→ WHAT IS REQUIRED
Take the entries below and reproduce them word for word.

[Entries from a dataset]
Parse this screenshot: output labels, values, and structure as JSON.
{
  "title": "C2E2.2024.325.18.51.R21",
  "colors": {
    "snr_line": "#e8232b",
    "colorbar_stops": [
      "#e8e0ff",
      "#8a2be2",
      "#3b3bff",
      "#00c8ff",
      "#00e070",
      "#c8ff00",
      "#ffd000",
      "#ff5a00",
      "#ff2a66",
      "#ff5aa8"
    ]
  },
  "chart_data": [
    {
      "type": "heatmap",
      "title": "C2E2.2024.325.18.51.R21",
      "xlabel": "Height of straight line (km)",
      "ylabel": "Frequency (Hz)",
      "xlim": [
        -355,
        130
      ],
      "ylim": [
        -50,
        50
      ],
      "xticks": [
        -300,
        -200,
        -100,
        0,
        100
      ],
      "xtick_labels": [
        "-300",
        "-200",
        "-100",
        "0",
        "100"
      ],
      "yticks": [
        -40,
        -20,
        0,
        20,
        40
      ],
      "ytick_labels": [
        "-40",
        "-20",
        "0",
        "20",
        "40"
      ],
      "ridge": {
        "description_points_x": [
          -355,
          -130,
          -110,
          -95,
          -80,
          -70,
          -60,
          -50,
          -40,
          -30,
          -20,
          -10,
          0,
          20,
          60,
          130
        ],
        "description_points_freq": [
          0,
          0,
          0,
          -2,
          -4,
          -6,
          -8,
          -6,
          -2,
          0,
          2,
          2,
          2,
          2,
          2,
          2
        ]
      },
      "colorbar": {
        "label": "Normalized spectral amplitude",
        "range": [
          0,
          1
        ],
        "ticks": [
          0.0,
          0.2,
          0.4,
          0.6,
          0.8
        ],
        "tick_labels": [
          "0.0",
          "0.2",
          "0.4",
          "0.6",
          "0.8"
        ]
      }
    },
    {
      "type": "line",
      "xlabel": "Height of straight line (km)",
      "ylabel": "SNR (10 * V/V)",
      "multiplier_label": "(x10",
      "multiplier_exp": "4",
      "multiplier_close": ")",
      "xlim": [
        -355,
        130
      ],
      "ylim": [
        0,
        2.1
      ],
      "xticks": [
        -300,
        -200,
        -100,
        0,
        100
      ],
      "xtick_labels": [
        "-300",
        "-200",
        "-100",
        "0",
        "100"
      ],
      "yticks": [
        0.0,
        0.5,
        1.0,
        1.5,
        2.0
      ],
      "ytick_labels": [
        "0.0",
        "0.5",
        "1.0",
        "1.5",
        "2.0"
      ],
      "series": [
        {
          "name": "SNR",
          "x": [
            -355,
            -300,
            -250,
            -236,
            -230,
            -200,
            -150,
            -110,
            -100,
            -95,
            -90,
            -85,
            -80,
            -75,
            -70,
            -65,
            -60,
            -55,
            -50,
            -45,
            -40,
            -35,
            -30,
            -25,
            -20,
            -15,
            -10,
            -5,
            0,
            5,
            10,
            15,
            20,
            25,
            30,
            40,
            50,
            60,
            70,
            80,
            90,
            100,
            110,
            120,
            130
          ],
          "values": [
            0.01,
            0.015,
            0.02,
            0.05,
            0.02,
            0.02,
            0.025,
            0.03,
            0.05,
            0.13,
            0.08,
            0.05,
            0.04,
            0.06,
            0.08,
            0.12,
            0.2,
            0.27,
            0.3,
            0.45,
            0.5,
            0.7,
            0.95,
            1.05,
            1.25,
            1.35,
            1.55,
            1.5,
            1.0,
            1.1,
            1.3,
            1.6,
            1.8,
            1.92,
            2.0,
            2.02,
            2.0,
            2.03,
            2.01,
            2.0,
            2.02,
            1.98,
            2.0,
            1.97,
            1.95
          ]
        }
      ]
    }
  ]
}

→ TASK OUTPUT
Parse this screenshot: output labels, values, and structure as JSON.
{
  "title": "C2E2.2024.325.18.51.R21",
  "colors": {
    "snr_line": "#e8232b",
    "colorbar_stops": [
      "#e8e0ff",
      "#8a2be2",
      "#3b3bff",
      "#00c8ff",
      "#00e070",
      "#c8ff00",
      "#ffd000",
      "#ff5a00",
      "#ff2a66",
      "#ff5aa8"
    ]
  },
  "chart_data": [
    {
      "type": "heatmap",
      "title": "C2E2.2024.325.18.51.R21",
      "xlabel": "Height of straight line (km)",
      "ylabel": "Frequency (Hz)",
      "xlim": [
        -355,
        130
      ],
      "ylim": [
        -50,
        50
      ],
      "xticks": [
        -300,
        -200,
        -100,
        0,
        100
      ],
      "xtick_labels": [
        "-300",
        "-200",
        "-100",
        "0",
        "100"
      ],
      "yticks": [
        -40,
        -20,
        0,
        20,
        40
      ],
      "ytick_labels": [
        "-40",
        "-20",
        "0",
        "20",
        "40"
      ],
      "ridge": {
        "description_points_x": [
          -355,
          -130,
          -110,
          -95,
          -80,
          -70,
          -60,
          -50,
          -40,
          -30,
          -20,
          -10,
          0,
          20,
          60,
          130
        ],
        "description_points_freq": [
          0,
          0,
          0,
          -2,
          -4,
          -6,
          -8,
          -6,
          -2,
          0,
          2,
          2,
          2,
          2,
          2,
          2
        ]
      },
      "colorbar": {
        "label": "Normalized spectral amplitude",
        "range": [
          0,
          1
        ],
        "ticks": [
          0.0,
          0.2,
          0.4,
          0.6,
          0.8
        ],
        "tick_labels": [
          "0.0",
          "0.2",
          "0.4",
          "0.6",
          "0.8"
        ]
      }
    },
    {
      "type": "line",
      "xlabel": "Height of straight line (km)",
      "ylabel": "SNR (10 * V/V)",
      "multiplier_label": "(x10",
      "multiplier_exp": "4",
      "multiplier_close": ")",
      "xlim": [
        -355,
        130
      ],
      "ylim": [
        0,
        2.1
      ],
      "xticks": [
        -300,
        -200,
        -100,
        0,
        100
      ],
      "xtick_labels": [
        "-300",
        "-200",
        "-100",
        "0",
        "100"
      ],
      "yticks": [
        0.0,
        0.5,
        1.0,
        1.5,
        2.0
      ],
      "ytick_labels": [
        "0.0",
        "0.5",
        "1.0",
        "1.5",
        "2.0"
      ],
      "series": [
        {
          "name": "SNR",
          "x": [
            -355,
            -300,
            -250,
            -236,
            -230,
            -200,
            -150,
            -110,
            -100,
            -95,
            -90,
            -85,
            -80,
            -75,
            -70,
            -65,
            -60,
            -55,
            -50,
            -45,
            -40,
            -35,
            -30,
            -25,
            -20,
            -15,
            -10,
            -5,
            0,
            5,
            10,
            15,
            20,
            25,
            30,
            40,
            50,
            60,
            70,
            80,
            90,
            100,
            110,
            120,
            130
          ],
          "values": [
            0.01,
            0.015,
            0.02,
            0.05,
            0.02,
            0.02,
            0.025,
            0.03,
            0.05,
            0.13,
            0.08,
            0.05,
            0.04,
            0.06,
            0.08,
            0.12,
            0.2,
            0.27,
            0.3,
            0.45,
            0.5,
            0.7,
            0.95,
            1.05,
            1.25,
            1.35,
            1.55,
            1.5,
            1.0,
            1.1,
            1.3,
            1.6,
            1.8,
            1.92,
            2.0,
            2.02,
            2.0,
            2.03,
            2.01,
            2.0,
            2.02,
            1.98,
            2.0,
            1.97,
            1.95
          ]
        }
      ]
    }
  ]
}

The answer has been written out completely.